*GIVEN PROBLEM*: Copy each line holding the string "Agenda".

*INFORMATION GIVEN*:
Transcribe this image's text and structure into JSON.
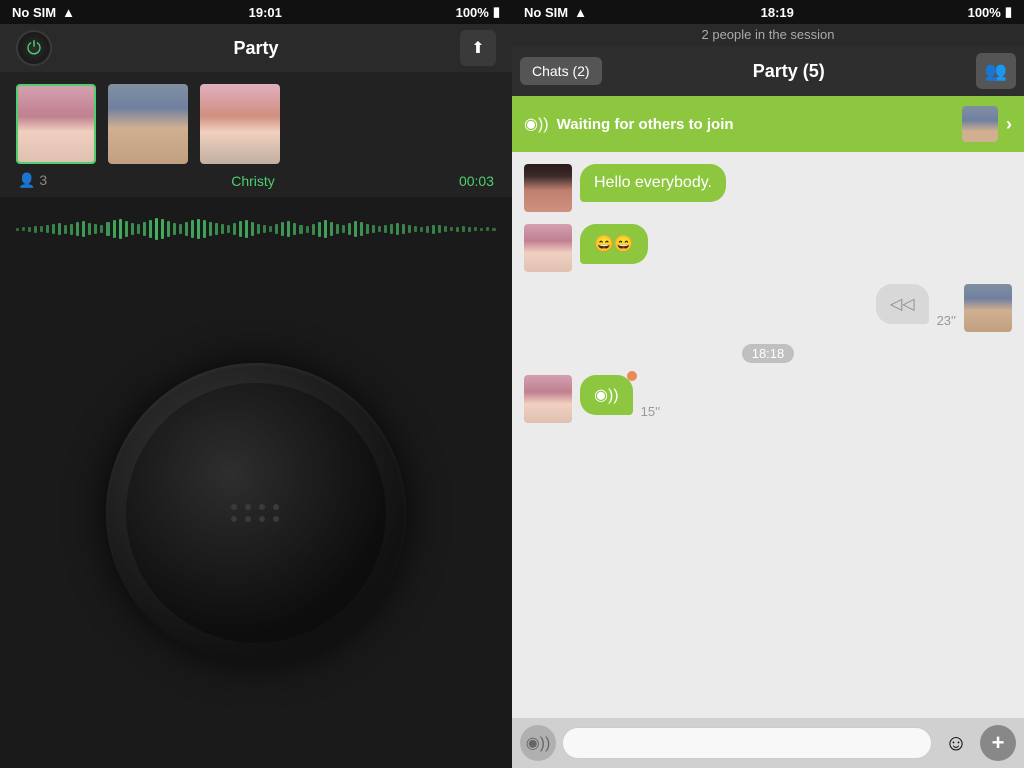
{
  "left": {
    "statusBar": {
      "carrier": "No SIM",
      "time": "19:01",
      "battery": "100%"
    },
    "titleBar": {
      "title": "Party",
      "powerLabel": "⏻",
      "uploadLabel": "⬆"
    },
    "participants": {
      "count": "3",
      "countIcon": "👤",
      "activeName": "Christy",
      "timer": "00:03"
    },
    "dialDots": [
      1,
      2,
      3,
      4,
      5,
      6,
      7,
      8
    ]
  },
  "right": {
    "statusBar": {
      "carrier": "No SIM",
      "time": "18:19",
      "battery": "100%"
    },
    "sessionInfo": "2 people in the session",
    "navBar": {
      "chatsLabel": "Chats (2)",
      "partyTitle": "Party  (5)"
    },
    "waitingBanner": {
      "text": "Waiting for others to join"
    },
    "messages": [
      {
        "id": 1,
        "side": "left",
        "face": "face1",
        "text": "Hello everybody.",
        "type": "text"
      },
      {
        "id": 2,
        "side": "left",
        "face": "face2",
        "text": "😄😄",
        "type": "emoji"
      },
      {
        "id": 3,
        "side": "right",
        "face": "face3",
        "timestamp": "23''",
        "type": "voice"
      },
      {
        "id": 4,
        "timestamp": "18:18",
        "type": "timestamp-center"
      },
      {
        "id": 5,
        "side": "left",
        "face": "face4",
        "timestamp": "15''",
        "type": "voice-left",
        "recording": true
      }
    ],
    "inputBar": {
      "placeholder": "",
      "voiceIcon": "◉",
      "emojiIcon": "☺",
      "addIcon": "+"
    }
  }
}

...

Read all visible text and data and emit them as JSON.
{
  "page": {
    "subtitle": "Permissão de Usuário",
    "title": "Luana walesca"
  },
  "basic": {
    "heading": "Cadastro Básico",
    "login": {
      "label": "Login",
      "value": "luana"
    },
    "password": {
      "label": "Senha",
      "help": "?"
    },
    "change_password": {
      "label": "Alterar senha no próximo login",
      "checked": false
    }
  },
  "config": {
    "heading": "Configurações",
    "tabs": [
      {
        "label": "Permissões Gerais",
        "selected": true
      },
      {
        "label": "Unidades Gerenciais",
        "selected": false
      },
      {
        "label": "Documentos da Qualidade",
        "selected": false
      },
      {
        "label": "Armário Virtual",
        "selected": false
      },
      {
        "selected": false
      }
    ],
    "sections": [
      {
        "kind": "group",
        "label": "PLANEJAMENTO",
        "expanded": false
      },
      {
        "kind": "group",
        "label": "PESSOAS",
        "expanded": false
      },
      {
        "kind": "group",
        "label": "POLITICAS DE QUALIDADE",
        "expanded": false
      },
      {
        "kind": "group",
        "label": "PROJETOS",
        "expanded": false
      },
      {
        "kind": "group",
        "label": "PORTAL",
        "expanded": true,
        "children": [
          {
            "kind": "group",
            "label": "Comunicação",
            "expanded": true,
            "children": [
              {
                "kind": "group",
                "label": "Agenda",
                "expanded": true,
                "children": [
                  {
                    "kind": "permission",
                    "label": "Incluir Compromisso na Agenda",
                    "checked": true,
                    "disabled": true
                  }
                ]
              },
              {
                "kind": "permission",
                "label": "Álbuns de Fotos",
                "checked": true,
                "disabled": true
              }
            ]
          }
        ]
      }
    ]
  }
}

--

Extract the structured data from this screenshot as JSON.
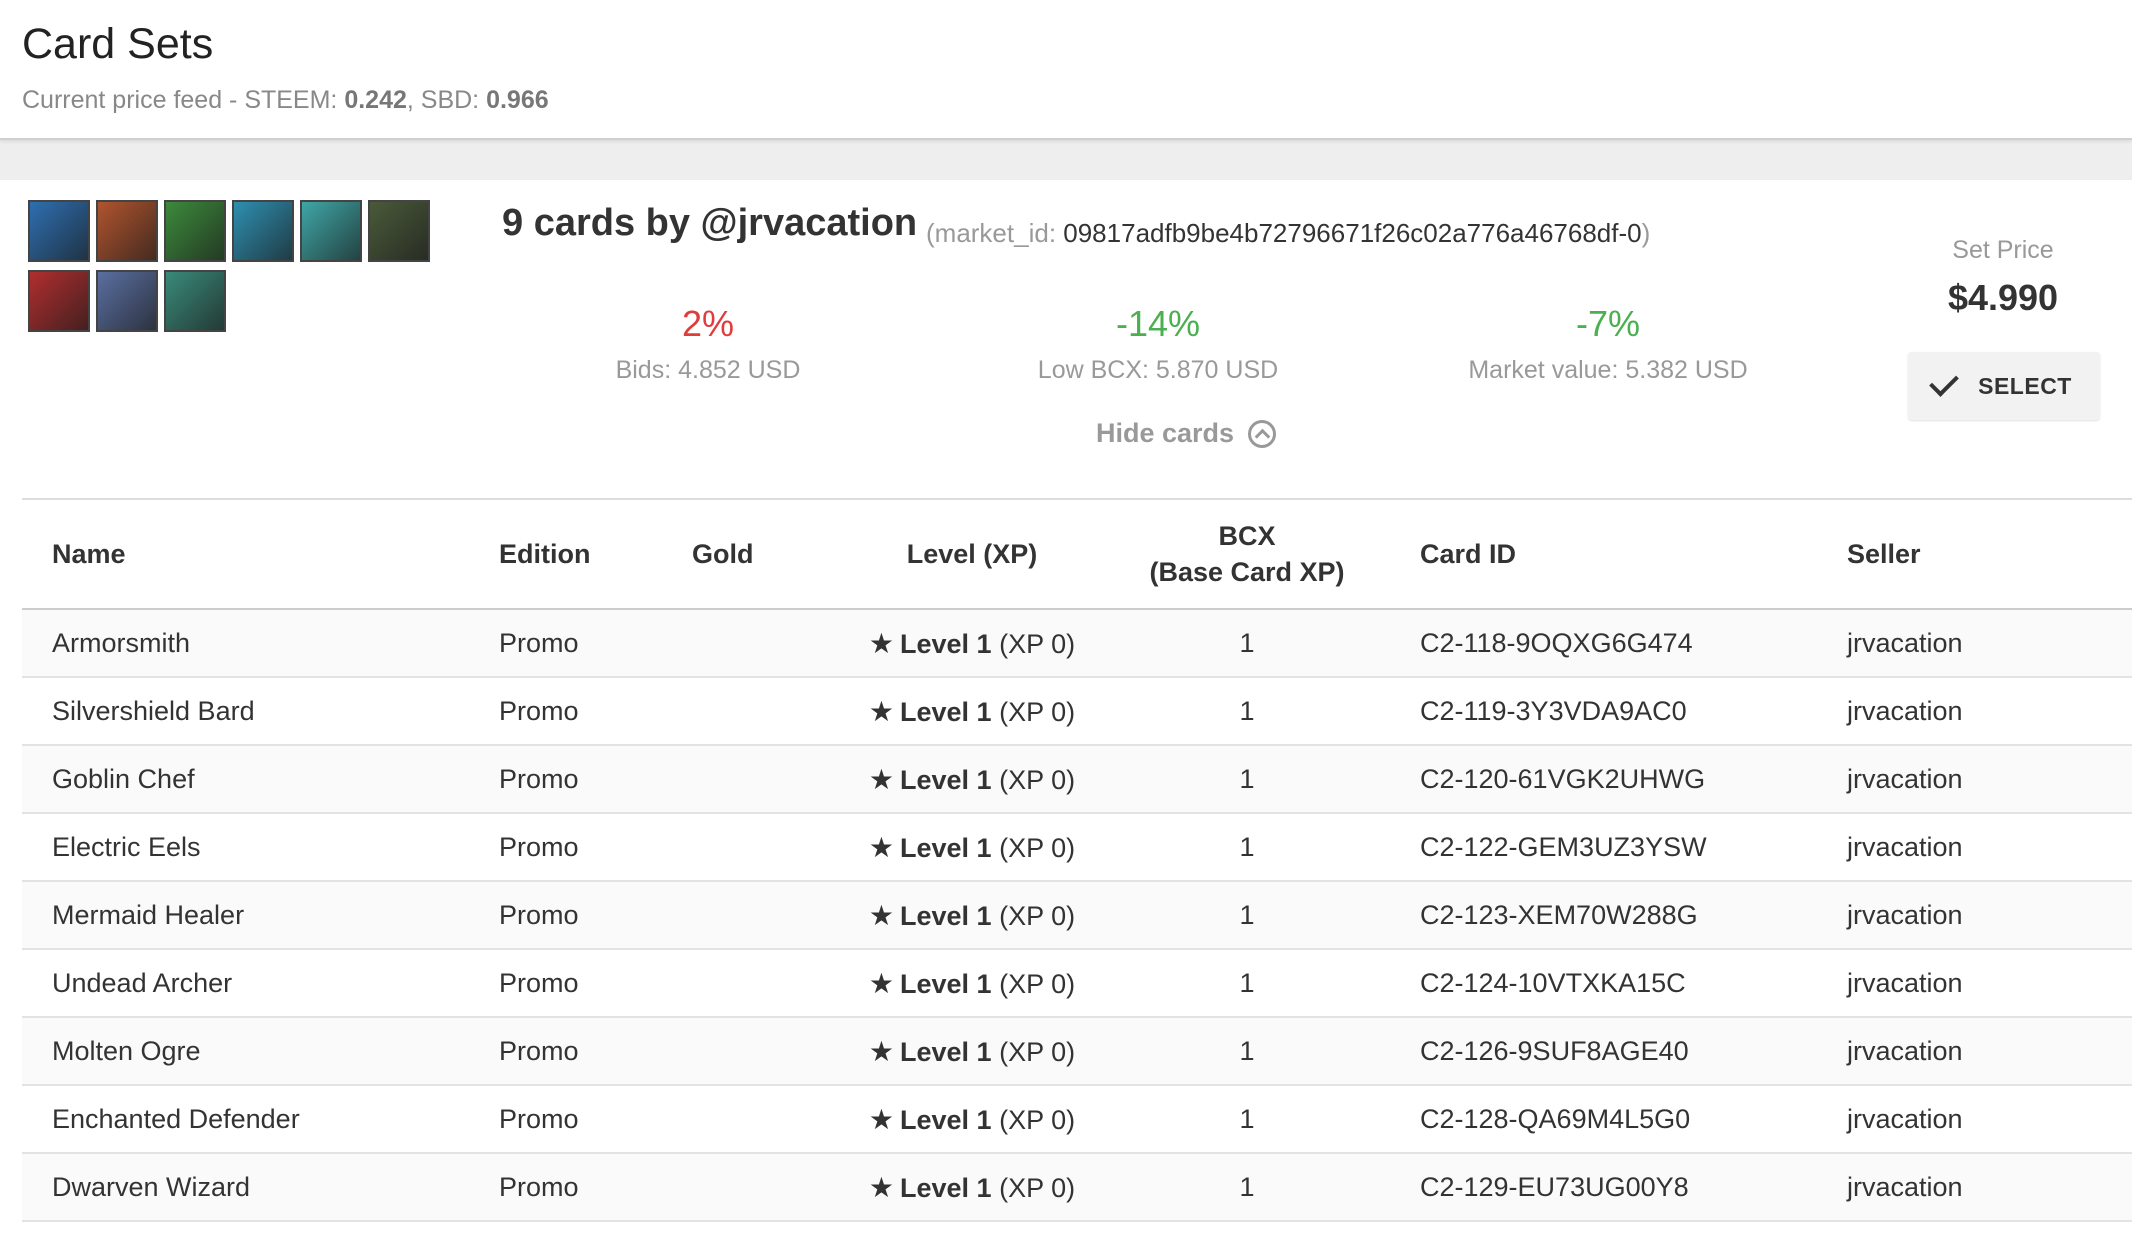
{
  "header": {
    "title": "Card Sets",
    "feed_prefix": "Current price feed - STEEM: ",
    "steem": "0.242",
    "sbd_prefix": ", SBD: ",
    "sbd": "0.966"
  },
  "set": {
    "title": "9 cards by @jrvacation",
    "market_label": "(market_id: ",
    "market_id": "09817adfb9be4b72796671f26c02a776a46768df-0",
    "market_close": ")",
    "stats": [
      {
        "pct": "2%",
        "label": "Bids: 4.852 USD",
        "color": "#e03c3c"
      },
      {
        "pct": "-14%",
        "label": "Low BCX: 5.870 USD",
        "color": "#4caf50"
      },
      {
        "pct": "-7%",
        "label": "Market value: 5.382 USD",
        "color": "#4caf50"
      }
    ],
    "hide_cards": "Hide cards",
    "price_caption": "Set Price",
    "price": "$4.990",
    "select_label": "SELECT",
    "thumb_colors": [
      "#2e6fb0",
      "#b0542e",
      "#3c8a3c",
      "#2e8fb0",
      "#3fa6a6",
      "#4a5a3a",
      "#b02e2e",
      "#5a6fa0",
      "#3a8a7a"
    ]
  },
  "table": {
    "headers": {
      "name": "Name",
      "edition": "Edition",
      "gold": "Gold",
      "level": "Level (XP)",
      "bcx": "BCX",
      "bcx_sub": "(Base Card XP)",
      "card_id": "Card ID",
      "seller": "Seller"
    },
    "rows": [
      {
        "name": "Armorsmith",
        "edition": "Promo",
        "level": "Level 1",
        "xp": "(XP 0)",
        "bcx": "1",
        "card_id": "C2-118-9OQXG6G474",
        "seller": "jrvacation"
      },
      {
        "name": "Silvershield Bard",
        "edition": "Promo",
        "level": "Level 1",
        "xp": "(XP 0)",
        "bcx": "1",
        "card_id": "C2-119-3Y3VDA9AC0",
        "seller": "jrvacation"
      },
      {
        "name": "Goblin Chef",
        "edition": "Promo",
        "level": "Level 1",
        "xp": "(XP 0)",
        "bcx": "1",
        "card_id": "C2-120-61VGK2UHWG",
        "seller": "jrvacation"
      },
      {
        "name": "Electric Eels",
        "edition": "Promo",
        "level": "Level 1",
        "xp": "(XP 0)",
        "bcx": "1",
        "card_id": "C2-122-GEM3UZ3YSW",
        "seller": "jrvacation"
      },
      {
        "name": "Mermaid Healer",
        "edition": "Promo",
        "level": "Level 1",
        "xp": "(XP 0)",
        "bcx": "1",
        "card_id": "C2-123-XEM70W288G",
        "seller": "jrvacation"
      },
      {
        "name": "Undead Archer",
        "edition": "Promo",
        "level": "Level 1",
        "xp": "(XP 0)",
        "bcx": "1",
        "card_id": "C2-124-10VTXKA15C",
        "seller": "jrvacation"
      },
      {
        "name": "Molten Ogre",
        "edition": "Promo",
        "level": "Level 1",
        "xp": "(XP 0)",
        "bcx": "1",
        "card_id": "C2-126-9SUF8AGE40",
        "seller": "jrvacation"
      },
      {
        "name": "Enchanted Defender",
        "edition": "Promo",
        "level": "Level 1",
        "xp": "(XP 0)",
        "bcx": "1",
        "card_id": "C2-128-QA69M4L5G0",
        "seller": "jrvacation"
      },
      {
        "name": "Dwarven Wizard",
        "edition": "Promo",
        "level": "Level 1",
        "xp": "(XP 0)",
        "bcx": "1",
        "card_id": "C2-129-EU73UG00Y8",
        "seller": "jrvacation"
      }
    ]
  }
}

*RESULT*:
                "label": "Agenda",
                    "label": "Incluir Compromisso na Agenda",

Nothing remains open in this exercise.